TASK DATA
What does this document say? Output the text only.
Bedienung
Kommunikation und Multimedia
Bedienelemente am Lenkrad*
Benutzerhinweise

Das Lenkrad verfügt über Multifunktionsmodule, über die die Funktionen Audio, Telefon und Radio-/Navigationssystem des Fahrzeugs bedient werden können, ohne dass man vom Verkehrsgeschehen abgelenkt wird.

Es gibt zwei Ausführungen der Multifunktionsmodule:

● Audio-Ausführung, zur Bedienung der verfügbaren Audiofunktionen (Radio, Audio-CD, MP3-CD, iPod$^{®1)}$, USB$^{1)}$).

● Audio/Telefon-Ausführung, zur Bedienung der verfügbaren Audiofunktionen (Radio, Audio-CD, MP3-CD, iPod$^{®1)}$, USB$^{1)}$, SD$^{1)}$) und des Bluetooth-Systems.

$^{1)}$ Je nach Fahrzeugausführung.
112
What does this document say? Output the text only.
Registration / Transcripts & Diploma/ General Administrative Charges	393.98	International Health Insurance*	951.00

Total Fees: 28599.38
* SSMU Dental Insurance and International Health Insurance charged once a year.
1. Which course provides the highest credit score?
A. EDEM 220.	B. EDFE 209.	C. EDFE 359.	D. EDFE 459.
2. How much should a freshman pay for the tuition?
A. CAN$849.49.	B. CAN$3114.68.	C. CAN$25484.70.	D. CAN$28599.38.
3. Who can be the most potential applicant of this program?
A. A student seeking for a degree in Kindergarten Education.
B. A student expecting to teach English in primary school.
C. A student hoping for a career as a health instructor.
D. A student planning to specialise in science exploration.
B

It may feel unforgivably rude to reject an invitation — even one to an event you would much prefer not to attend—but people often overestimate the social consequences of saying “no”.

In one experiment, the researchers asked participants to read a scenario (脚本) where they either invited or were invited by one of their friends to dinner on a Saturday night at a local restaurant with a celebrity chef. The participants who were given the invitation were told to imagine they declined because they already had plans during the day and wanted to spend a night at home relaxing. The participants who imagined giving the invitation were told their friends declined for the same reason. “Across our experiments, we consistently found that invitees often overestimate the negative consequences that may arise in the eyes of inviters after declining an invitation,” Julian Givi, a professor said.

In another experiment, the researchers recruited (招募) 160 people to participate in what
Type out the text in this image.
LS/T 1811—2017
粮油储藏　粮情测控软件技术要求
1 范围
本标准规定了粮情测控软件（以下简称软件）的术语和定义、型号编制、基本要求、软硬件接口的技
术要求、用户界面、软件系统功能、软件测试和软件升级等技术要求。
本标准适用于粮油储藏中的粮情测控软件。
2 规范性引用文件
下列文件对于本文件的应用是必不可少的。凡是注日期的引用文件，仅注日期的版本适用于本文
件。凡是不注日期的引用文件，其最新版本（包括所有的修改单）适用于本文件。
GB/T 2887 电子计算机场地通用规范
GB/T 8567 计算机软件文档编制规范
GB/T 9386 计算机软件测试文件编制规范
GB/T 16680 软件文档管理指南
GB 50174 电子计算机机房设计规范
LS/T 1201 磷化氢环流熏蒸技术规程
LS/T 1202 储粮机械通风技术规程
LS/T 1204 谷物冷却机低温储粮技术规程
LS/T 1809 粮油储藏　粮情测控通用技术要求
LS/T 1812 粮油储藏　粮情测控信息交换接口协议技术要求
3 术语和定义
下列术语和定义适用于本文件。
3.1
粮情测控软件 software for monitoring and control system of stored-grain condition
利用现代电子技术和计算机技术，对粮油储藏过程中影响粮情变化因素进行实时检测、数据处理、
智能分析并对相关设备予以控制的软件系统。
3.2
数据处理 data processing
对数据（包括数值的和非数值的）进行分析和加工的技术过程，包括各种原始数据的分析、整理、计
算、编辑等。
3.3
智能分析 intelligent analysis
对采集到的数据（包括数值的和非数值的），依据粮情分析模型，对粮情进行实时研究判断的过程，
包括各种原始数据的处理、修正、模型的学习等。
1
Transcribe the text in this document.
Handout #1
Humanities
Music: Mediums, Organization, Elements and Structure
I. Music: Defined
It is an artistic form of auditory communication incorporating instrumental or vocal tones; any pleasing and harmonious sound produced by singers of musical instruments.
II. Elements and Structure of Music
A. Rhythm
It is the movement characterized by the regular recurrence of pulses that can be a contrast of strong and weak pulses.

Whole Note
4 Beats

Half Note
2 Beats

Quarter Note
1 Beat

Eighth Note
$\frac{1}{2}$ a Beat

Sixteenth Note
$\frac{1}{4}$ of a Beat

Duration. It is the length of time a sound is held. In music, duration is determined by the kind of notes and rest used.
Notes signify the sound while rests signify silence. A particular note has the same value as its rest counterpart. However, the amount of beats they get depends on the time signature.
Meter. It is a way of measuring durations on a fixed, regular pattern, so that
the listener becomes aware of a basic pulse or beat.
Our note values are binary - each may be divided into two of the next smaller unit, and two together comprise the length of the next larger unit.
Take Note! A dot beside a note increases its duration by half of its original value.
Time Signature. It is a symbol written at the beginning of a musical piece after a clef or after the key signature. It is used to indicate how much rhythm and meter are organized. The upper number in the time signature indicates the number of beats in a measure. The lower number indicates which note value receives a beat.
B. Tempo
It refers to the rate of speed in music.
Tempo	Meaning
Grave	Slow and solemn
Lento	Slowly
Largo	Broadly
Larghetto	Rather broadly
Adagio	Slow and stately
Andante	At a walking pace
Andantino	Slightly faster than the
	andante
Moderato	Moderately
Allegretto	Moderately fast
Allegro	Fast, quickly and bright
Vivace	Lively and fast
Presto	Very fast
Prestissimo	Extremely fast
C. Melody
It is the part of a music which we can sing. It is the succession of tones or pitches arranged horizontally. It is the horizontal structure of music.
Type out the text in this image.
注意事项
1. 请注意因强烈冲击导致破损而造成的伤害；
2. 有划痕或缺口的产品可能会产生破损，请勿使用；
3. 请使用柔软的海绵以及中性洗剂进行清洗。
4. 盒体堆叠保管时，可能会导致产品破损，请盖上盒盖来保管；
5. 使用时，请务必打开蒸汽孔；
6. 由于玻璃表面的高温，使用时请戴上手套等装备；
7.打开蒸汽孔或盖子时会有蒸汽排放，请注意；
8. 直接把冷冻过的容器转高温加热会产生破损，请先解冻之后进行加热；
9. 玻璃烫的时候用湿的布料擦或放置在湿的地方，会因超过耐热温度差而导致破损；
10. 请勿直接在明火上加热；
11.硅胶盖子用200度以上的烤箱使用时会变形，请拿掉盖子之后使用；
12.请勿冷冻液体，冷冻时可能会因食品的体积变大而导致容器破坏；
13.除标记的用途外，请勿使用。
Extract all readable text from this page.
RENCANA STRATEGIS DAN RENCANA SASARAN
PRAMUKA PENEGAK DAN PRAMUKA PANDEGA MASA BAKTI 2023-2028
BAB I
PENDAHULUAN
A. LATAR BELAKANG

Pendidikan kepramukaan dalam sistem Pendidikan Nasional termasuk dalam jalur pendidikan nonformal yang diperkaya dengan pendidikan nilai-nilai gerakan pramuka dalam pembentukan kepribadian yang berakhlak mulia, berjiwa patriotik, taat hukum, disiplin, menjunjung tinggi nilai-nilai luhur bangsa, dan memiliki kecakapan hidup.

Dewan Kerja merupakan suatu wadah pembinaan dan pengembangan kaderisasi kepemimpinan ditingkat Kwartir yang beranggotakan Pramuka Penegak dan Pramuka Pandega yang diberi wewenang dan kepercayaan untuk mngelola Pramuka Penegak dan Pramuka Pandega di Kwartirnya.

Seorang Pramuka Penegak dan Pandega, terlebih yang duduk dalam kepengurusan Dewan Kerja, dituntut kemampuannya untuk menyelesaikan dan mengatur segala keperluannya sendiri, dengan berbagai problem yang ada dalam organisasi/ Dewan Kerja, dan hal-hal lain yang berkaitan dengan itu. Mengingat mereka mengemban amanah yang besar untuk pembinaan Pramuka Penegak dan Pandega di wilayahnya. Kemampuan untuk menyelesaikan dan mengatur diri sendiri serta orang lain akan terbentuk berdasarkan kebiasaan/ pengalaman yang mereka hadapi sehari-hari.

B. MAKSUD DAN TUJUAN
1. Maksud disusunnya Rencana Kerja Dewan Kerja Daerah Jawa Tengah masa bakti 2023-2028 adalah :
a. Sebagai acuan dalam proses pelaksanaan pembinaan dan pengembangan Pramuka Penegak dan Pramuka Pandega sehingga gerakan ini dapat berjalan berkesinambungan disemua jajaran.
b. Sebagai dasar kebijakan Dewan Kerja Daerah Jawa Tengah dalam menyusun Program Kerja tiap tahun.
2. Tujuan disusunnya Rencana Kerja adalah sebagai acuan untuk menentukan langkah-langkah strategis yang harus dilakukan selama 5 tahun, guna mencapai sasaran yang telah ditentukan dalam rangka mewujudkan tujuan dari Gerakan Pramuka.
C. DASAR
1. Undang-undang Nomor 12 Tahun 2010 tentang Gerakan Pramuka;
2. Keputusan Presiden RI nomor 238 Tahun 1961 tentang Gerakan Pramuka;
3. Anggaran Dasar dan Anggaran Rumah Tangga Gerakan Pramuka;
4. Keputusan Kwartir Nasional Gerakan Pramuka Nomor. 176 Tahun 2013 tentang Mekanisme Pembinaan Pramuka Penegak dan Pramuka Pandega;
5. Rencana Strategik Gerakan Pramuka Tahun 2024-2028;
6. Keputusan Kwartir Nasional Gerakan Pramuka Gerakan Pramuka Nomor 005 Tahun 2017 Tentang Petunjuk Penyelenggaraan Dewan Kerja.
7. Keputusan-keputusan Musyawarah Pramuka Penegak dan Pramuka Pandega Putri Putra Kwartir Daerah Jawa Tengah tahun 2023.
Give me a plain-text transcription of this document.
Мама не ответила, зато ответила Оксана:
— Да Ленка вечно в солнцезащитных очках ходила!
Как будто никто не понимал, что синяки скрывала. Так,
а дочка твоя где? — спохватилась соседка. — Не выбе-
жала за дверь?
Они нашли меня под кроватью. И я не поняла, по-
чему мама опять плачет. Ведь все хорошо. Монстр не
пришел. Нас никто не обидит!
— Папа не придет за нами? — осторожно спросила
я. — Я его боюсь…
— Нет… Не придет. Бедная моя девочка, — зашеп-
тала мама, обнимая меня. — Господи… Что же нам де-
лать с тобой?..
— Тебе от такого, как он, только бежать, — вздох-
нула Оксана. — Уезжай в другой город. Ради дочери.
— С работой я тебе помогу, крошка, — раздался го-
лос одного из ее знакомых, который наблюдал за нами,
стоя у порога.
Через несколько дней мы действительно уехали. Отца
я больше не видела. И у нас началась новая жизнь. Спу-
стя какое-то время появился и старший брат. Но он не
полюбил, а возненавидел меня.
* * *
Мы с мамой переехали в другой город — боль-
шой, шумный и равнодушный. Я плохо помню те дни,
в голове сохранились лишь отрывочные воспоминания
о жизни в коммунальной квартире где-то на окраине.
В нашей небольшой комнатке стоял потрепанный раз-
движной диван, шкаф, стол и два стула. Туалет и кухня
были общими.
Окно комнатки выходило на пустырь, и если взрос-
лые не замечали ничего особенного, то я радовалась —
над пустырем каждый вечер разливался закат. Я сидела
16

THE EXERCISE
Filter the entries down to the lines with the word "that" in them.

RESPONSE TO THE EXERCISE
In one experiment, the researchers asked participants to read a scenario (脚本) where they either invited or were invited by one of their friends to dinner on a Saturday night at a local restaurant with a celebrity chef. The participants who were given the invitation were told to imagine they declined because they already had plans during the day and wanted to spend a night at home relaxing. The participants who imagined giving the invitation were told their friends declined for the same reason. “Across our experiments, we consistently found that invitees often overestimate the negative consequences that may arise in the eyes of inviters after declining an invitation,” Julian Givi, a professor said.
It is the movement characterized by the regular recurrence of pulses that can be a contrast of strong and weak pulses.
Meter. It is a way of measuring durations on a fixed, regular pattern, so that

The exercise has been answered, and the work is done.